What this task involves: Filter the listing below, copying every line in which the word "your" appears.

━━ Task material

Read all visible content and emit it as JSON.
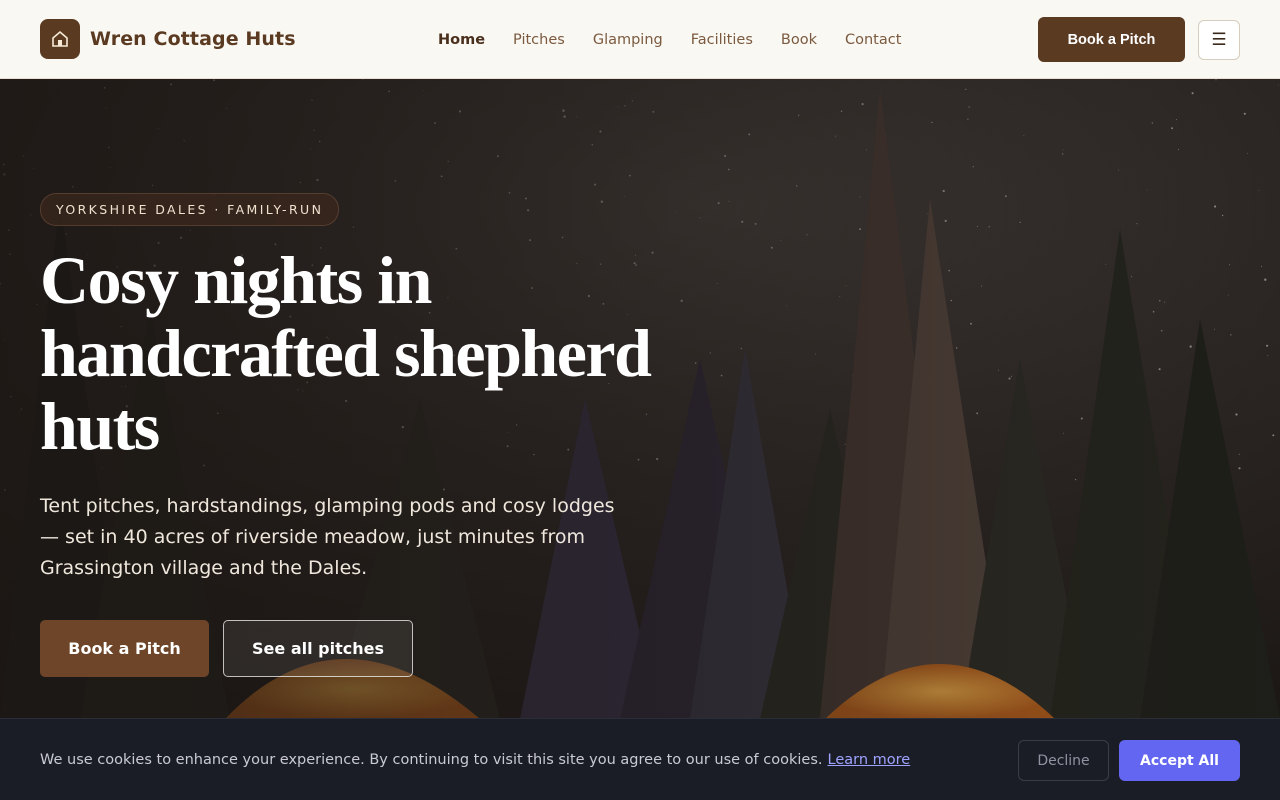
{
  "brand": {
    "icon": "cabin-icon",
    "name": "Wren Cottage Huts"
  },
  "nav": {
    "items": [
      {
        "label": "Home",
        "active": true
      },
      {
        "label": "Pitches",
        "active": false
      },
      {
        "label": "Glamping",
        "active": false
      },
      {
        "label": "Facilities",
        "active": false
      },
      {
        "label": "Book",
        "active": false
      },
      {
        "label": "Contact",
        "active": false
      }
    ]
  },
  "header": {
    "cta_label": "Book a Pitch",
    "menu_icon": "☰"
  },
  "hero": {
    "eyebrow": "YORKSHIRE DALES · FAMILY-RUN",
    "title_lines": [
      "Cosy nights in",
      "handcrafted shepherd",
      "huts"
    ],
    "subtitle": "Tent pitches, hardstandings, glamping pods and cosy lodges — set in 40 acres of riverside meadow, just minutes from Grassington village and the Dales.",
    "primary_label": "Book a Pitch",
    "secondary_label": "See all pitches"
  },
  "cookie": {
    "text": "We use cookies to enhance your experience. By continuing to visit this site you agree to our use of cookies.",
    "link_label": "Learn more",
    "decline_label": "Decline",
    "accept_label": "Accept All"
  },
  "colors": {
    "brand": "#5b3a22",
    "primary": "#6e4528",
    "accept": "#6366f1",
    "cookie_bg": "#1b1d26"
  }
}
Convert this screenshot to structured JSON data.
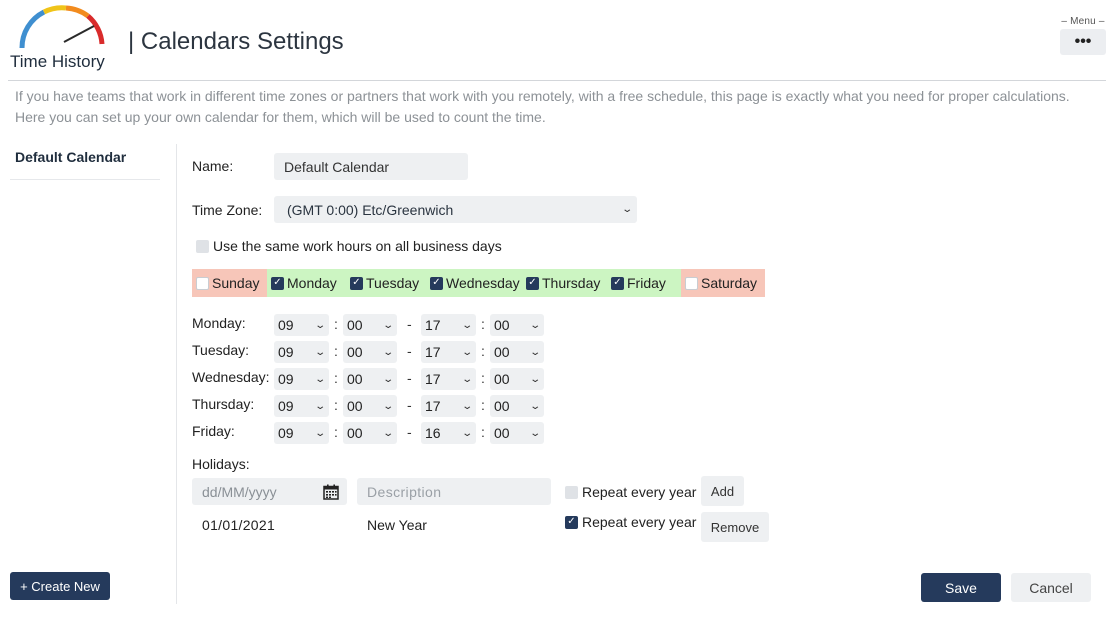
{
  "header": {
    "logo_text": "Time History",
    "title": "| Calendars Settings",
    "menu_label": "– Menu –",
    "menu_button": "•••"
  },
  "intro": "If you have teams that work in different time zones or partners that work with you remotely, with a free schedule, this page is exactly what you need for proper calculations. Here you can set up your own calendar for them, which will be used to count the time.",
  "sidebar": {
    "items": [
      {
        "label": "Default Calendar"
      }
    ],
    "create_button": "+ Create New"
  },
  "form": {
    "name_label": "Name:",
    "name_value": "Default Calendar",
    "timezone_label": "Time Zone:",
    "timezone_value": "(GMT 0:00) Etc/Greenwich",
    "same_hours_label": "Use the same work hours on all business days",
    "same_hours_checked": false,
    "days": [
      {
        "label": "Sunday",
        "checked": false
      },
      {
        "label": "Monday",
        "checked": true
      },
      {
        "label": "Tuesday",
        "checked": true
      },
      {
        "label": "Wednesday",
        "checked": true
      },
      {
        "label": "Thursday",
        "checked": true
      },
      {
        "label": "Friday",
        "checked": true
      },
      {
        "label": "Saturday",
        "checked": false
      }
    ],
    "hours": [
      {
        "day": "Monday:",
        "start_h": "09",
        "start_m": "00",
        "end_h": "17",
        "end_m": "00"
      },
      {
        "day": "Tuesday:",
        "start_h": "09",
        "start_m": "00",
        "end_h": "17",
        "end_m": "00"
      },
      {
        "day": "Wednesday:",
        "start_h": "09",
        "start_m": "00",
        "end_h": "17",
        "end_m": "00"
      },
      {
        "day": "Thursday:",
        "start_h": "09",
        "start_m": "00",
        "end_h": "17",
        "end_m": "00"
      },
      {
        "day": "Friday:",
        "start_h": "09",
        "start_m": "00",
        "end_h": "16",
        "end_m": "00"
      }
    ],
    "separators": {
      "colon": ":",
      "dash": "-"
    },
    "holidays_label": "Holidays:",
    "date_placeholder": "dd/MM/yyyy",
    "description_placeholder": "Description",
    "repeat_label": "Repeat every year",
    "add_button": "Add",
    "holidays": [
      {
        "date": "01/01/2021",
        "description": "New Year",
        "repeat": true,
        "remove_label": "Remove"
      }
    ],
    "save_button": "Save",
    "cancel_button": "Cancel"
  },
  "colors": {
    "primary": "#253a5c",
    "day_on": "#ccf5c2",
    "day_off": "#f7c6b9",
    "field_bg": "#eef0f2"
  },
  "icons": {
    "calendar": "calendar-icon",
    "chevron": "chevron-down-icon",
    "check": "check-icon"
  }
}
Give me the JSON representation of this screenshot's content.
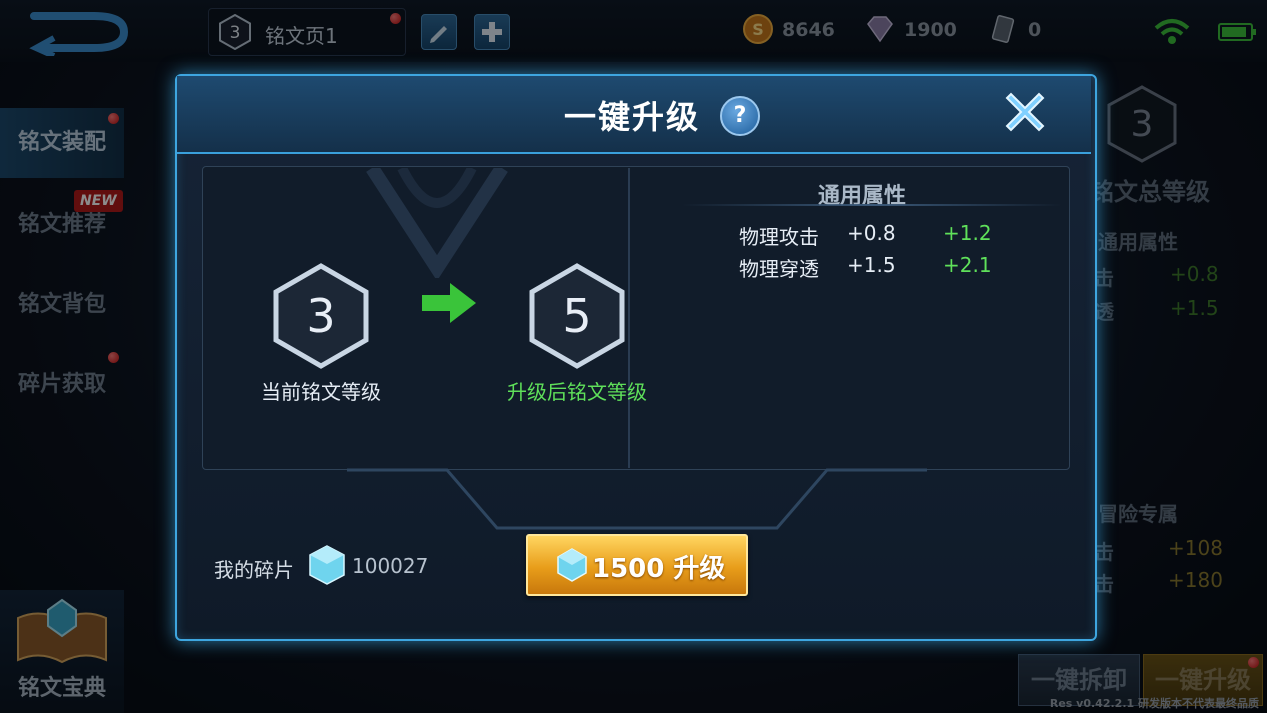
{
  "topbar": {
    "page_level": "3",
    "page_name": "铭文页1",
    "gold": "8646",
    "diamonds": "1900",
    "vouchers": "0"
  },
  "sidebar": {
    "items": [
      {
        "label": "铭文装配"
      },
      {
        "label": "铭文推荐",
        "badge": "NEW"
      },
      {
        "label": "铭文背包"
      },
      {
        "label": "碎片获取"
      }
    ],
    "codex_label": "铭文宝典"
  },
  "background_panel": {
    "total_level_value": "3",
    "total_level_label": "铭文总等级",
    "general_attr_label": "通用属性",
    "attr_row1_name": "击",
    "attr_row1_value": "+0.8",
    "attr_row2_name": "透",
    "attr_row2_value": "+1.5",
    "adventure_label": "冒险专属",
    "adv_row1_name": "击",
    "adv_row1_value": "+108",
    "adv_row2_name": "击",
    "adv_row2_value": "+180"
  },
  "bottom_buttons": {
    "dismantle_label": "一键拆卸",
    "upgrade_label": "一键升级"
  },
  "version_text": "Res v0.42.2.1 研发版本不代表最终品质",
  "modal": {
    "title": "一键升级",
    "help": "?",
    "current_level": "3",
    "current_level_label": "当前铭文等级",
    "new_level": "5",
    "new_level_label": "升级后铭文等级",
    "stats_title": "通用属性",
    "stats": [
      {
        "name": "物理攻击",
        "current": "+0.8",
        "new": "+1.2"
      },
      {
        "name": "物理穿透",
        "current": "+1.5",
        "new": "+2.1"
      }
    ],
    "fragments_label": "我的碎片",
    "fragments_value": "100027",
    "upgrade_button_label": "1500 升级"
  },
  "colors": {
    "accent_blue": "#3ea6e0",
    "green": "#5fe05a",
    "gold_button": "#e89d1a"
  }
}
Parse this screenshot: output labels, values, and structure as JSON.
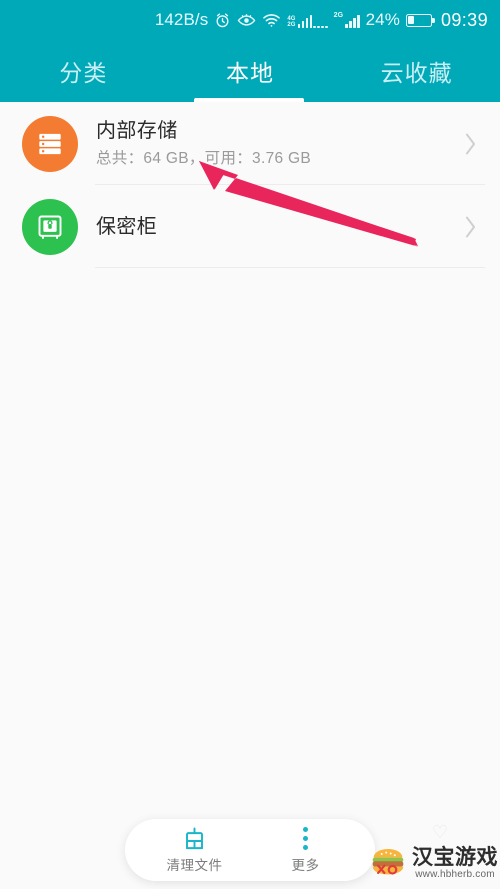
{
  "status_bar": {
    "net_speed": "142B/s",
    "icons": [
      "alarm-icon",
      "eye-icon",
      "wifi-icon",
      "signal-4g-icon",
      "signal-2g-icon"
    ],
    "signal_4g_label_top": "4G",
    "signal_4g_label_bottom": "2G",
    "signal_2g_label": "2G",
    "battery_percent": "24%",
    "clock": "09:39"
  },
  "tabs": [
    {
      "label": "分类",
      "active": false
    },
    {
      "label": "本地",
      "active": true
    },
    {
      "label": "云收藏",
      "active": false
    }
  ],
  "list": {
    "items": [
      {
        "title": "内部存储",
        "subtitle": "总共：64 GB，可用：3.76 GB",
        "icon": "storage-icon",
        "icon_color": "#f47c32"
      },
      {
        "title": "保密柜",
        "subtitle": "",
        "icon": "safe-lock-icon",
        "icon_color": "#2dc14f"
      }
    ]
  },
  "bottom_bar": {
    "items": [
      {
        "label": "清理文件",
        "icon": "broom-icon"
      },
      {
        "label": "更多",
        "icon": "more-vertical-icon"
      }
    ]
  },
  "watermark": {
    "title": "汉宝游戏",
    "url": "www.hbherb.com"
  },
  "colors": {
    "accent": "#00a9b8",
    "bottom_icon": "#19b6c9",
    "annotation_arrow": "#e8265c",
    "background": "#fafafa"
  }
}
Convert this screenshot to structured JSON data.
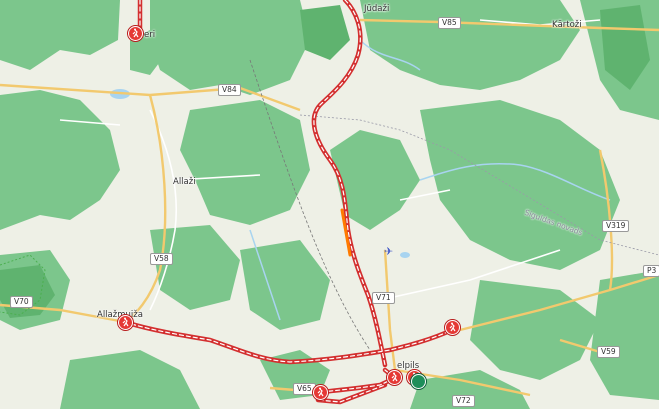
{
  "map": {
    "places": {
      "judazi": "Jūdaži",
      "kartozi": "Kārtoži",
      "allazi": "Allaži",
      "allazmuiza": "Allažmuiža",
      "vangazi_partial": "eri",
      "sigulda_partial": "elpils"
    },
    "roads": {
      "v85": "V85",
      "v84": "V84",
      "v58": "V58",
      "v70": "V70",
      "v71": "V71",
      "v72": "V72",
      "v65": "V65",
      "v319": "V319",
      "p3": "P3",
      "v59": "V59"
    },
    "municipalities": {
      "sigulda_novads": "Siguldas novads"
    },
    "colors": {
      "forest": "#7cc68c",
      "meadow": "#eef0e6",
      "route": "#d32f2f",
      "marker": "#e53935",
      "marker_green": "#1e8e5a",
      "road_main": "#f2c96e",
      "water": "#a8d4f0"
    },
    "icons": {
      "start_marker": "hiker-marker-icon",
      "end_marker": "green-pin-icon",
      "airport": "airplane-icon"
    }
  }
}
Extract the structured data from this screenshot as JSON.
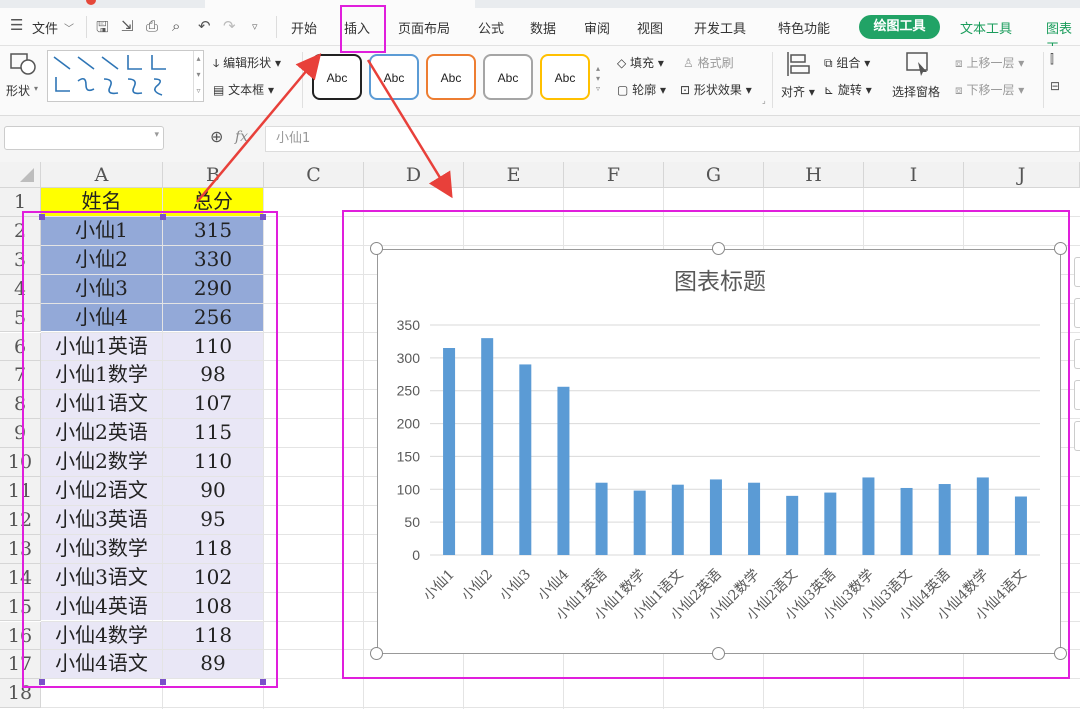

━━━━

Result below:
    "text": "We use cookies to enhance your experience. By continuing to visit this site you agree to our use of cookies.",
  "intro": "If you have teams that work in different time zones or partners that work with you remotely, with a free schedule, this page is exactly what you need for proper calculations. Here you can set up your own calendar for them, which will be used to count the time.",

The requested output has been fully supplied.